### Records provided
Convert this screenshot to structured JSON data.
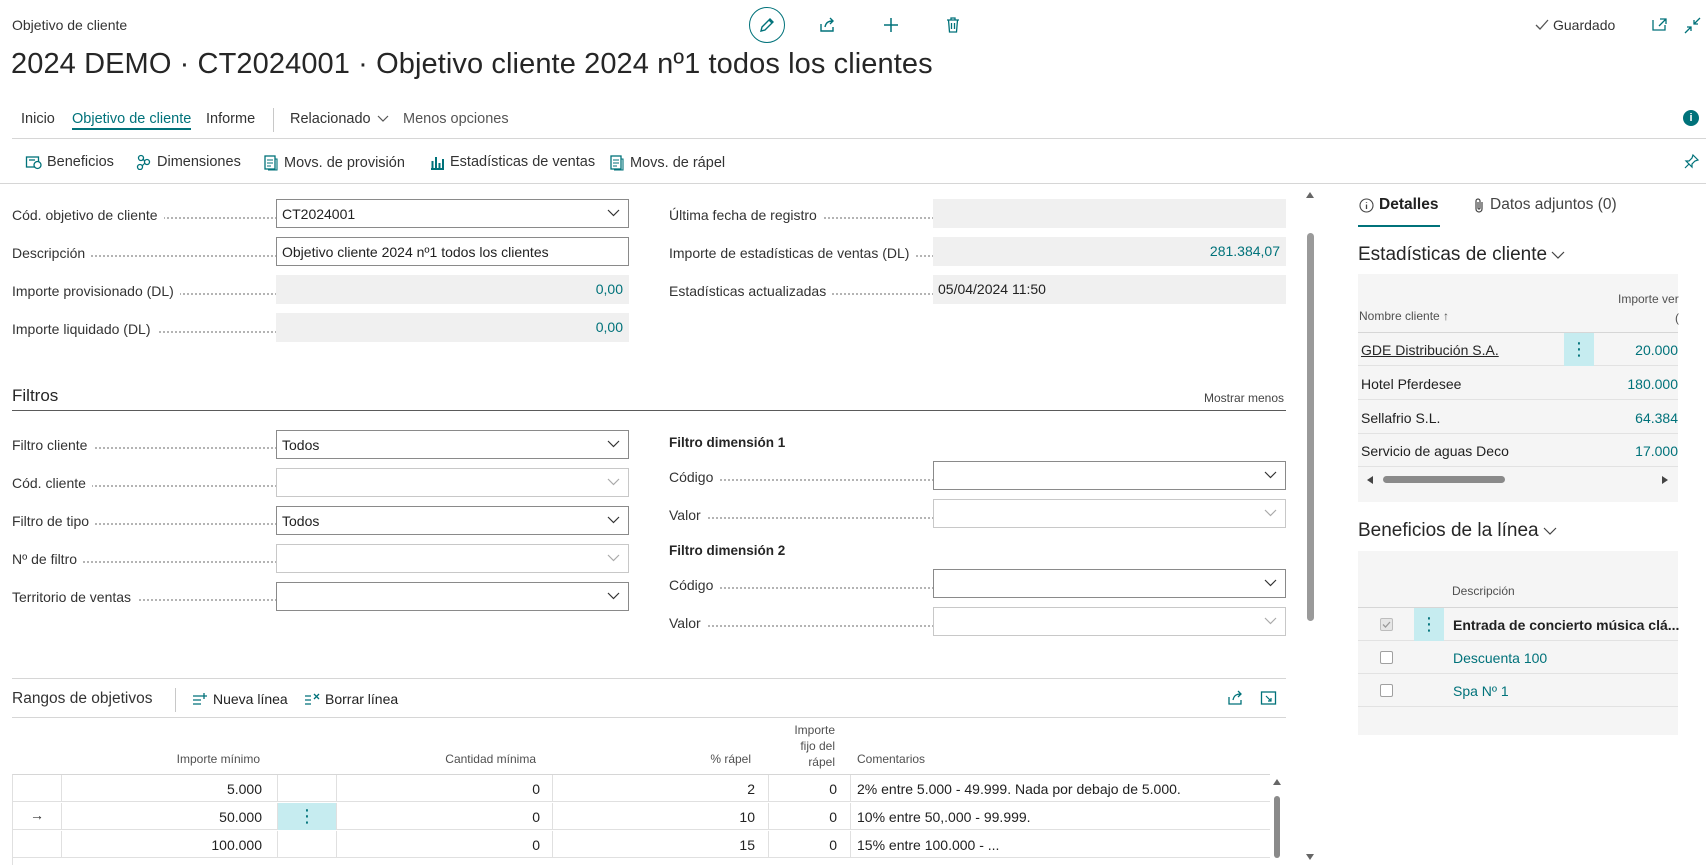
{
  "header": {
    "caption": "Objetivo de cliente",
    "title": "2024 DEMO · CT2024001 · Objetivo cliente 2024 nº1 todos los clientes",
    "saved": "Guardado"
  },
  "nav": {
    "tabs": [
      "Inicio",
      "Objetivo de cliente",
      "Informe",
      "Relacionado",
      "Menos opciones"
    ],
    "active": "Objetivo de cliente"
  },
  "actions": [
    "Beneficios",
    "Dimensiones",
    "Movs. de provisión",
    "Estadísticas de ventas",
    "Movs. de rápel"
  ],
  "general": {
    "left": [
      {
        "label": "Cód. objetivo de cliente",
        "value": "CT2024001"
      },
      {
        "label": "Descripción",
        "value": "Objetivo cliente 2024 nº1 todos los clientes"
      },
      {
        "label": "Importe provisionado (DL)",
        "value": "0,00"
      },
      {
        "label": "Importe liquidado (DL)",
        "value": "0,00"
      }
    ],
    "right": [
      {
        "label": "Última fecha de registro",
        "value": ""
      },
      {
        "label": "Importe de estadísticas de ventas (DL)",
        "value": "281.384,07"
      },
      {
        "label": "Estadísticas actualizadas",
        "value": "05/04/2024 11:50"
      }
    ]
  },
  "filters": {
    "title": "Filtros",
    "show_less": "Mostrar menos",
    "left": [
      {
        "label": "Filtro cliente",
        "value": "Todos"
      },
      {
        "label": "Cód. cliente",
        "value": ""
      },
      {
        "label": "Filtro de tipo",
        "value": "Todos"
      },
      {
        "label": "Nº de filtro",
        "value": ""
      },
      {
        "label": "Territorio de ventas",
        "value": ""
      }
    ],
    "dim1": {
      "title": "Filtro dimensión 1",
      "code_label": "Código",
      "value_label": "Valor"
    },
    "dim2": {
      "title": "Filtro dimensión 2",
      "code_label": "Código",
      "value_label": "Valor"
    }
  },
  "ranges": {
    "title": "Rangos de objetivos",
    "new_line": "Nueva línea",
    "delete_line": "Borrar línea",
    "columns": {
      "min_amount": "Importe mínimo",
      "min_qty": "Cantidad mínima",
      "pct": "% rápel",
      "fixed_1": "Importe",
      "fixed_2": "fijo del",
      "fixed_3": "rápel",
      "comments": "Comentarios"
    },
    "rows": [
      {
        "min_amount": "5.000",
        "min_qty": "0",
        "pct": "2",
        "fixed": "0",
        "comment": "2% entre 5.000 - 49.999. Nada por debajo de 5.000."
      },
      {
        "min_amount": "50.000",
        "min_qty": "0",
        "pct": "10",
        "fixed": "0",
        "comment": "10% entre 50,.000 - 99.999."
      },
      {
        "min_amount": "100.000",
        "min_qty": "0",
        "pct": "15",
        "fixed": "0",
        "comment": "15% entre 100.000 - ..."
      }
    ]
  },
  "factbox": {
    "tab_details": "Detalles",
    "tab_attachments": "Datos adjuntos (0)",
    "stats": {
      "title": "Estadísticas de cliente",
      "col_name": "Nombre cliente ↑",
      "col_amount": "Importe ver",
      "col_amount_2": "(",
      "rows": [
        {
          "name": "GDE Distribución S.A.",
          "amount": "20.000"
        },
        {
          "name": "Hotel Pferdesee",
          "amount": "180.000"
        },
        {
          "name": "Sellafrio S.L.",
          "amount": "64.384"
        },
        {
          "name": "Servicio de aguas Deco",
          "amount": "17.000"
        }
      ]
    },
    "benefits": {
      "title": "Beneficios de la línea",
      "col_desc": "Descripción",
      "rows": [
        {
          "desc": "Entrada de concierto música clá..."
        },
        {
          "desc": "Descuenta 100"
        },
        {
          "desc": "Spa Nº 1"
        }
      ]
    }
  },
  "colors": {
    "accent": "#00727a",
    "selection": "#c6ecf0",
    "readonly": "#f0f0f0"
  }
}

### Task statement
Identify and copy lines that hold the string "ventas".

### Full output
    "Estadísticas de ventas",
        "label": "Importe de estadísticas de ventas (DL)",
        "label": "Territorio de ventas",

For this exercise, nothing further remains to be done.